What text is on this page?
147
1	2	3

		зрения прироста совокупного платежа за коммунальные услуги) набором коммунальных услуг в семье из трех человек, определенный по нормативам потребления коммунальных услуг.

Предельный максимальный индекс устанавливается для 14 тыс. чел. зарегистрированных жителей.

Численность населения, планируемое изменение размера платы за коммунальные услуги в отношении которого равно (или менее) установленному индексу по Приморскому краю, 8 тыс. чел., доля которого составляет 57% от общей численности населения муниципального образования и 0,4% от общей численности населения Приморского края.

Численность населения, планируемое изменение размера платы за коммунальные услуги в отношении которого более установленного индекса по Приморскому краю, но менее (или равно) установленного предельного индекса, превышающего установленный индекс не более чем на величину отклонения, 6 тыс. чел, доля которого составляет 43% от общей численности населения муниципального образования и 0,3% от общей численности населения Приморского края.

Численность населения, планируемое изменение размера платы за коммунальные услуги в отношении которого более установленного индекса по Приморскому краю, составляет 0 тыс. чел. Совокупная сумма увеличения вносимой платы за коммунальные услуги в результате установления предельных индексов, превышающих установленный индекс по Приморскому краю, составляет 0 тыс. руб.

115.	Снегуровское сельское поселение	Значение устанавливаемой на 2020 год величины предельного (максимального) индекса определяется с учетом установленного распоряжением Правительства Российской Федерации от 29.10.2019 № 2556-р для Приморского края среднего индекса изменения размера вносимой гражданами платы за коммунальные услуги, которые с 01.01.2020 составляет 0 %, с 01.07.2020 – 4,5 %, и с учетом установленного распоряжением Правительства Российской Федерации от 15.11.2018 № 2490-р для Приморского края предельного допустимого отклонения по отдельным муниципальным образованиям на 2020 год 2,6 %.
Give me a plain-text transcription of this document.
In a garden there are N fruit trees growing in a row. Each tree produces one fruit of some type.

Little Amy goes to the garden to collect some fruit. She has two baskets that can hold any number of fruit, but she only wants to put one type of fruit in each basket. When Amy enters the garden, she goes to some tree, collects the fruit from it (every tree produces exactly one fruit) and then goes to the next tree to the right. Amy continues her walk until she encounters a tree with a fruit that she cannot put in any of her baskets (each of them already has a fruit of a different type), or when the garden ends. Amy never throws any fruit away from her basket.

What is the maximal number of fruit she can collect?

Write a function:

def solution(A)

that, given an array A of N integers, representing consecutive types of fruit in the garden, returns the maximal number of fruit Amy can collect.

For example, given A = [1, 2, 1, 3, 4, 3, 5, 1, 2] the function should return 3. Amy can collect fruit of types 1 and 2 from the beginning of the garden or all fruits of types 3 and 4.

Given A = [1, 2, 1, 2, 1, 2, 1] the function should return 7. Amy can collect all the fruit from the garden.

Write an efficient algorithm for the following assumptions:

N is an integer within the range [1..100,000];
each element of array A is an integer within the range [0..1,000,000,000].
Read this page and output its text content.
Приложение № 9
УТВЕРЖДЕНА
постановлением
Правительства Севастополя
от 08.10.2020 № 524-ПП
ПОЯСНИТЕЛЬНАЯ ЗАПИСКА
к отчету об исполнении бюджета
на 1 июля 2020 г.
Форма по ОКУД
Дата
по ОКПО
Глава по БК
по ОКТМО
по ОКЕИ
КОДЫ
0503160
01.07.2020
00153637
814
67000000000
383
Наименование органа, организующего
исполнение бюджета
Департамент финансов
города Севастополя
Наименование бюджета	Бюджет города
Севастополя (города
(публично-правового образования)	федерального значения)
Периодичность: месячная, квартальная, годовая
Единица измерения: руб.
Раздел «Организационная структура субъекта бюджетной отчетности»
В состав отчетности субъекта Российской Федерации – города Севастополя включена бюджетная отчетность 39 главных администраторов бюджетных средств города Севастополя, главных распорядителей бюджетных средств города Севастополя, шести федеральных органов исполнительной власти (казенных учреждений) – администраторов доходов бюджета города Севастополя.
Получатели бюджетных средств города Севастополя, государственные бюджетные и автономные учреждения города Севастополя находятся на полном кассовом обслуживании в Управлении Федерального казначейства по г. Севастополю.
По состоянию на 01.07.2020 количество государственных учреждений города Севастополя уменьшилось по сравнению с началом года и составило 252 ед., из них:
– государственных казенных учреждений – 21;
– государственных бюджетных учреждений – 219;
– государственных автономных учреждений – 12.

_WHAT THE TASK ASKS_. From the listing above, copy out each line where the word "types" appears.

_FULL SOLUTION_.
that, given an array A of N integers, representing consecutive types of fruit in the garden, returns the maximal number of fruit Amy can collect.
For example, given A = [1, 2, 1, 3, 4, 3, 5, 1, 2] the function should return 3. Amy can collect fruit of types 1 and 2 from the beginning of the garden or all fruits of types 3 and 4.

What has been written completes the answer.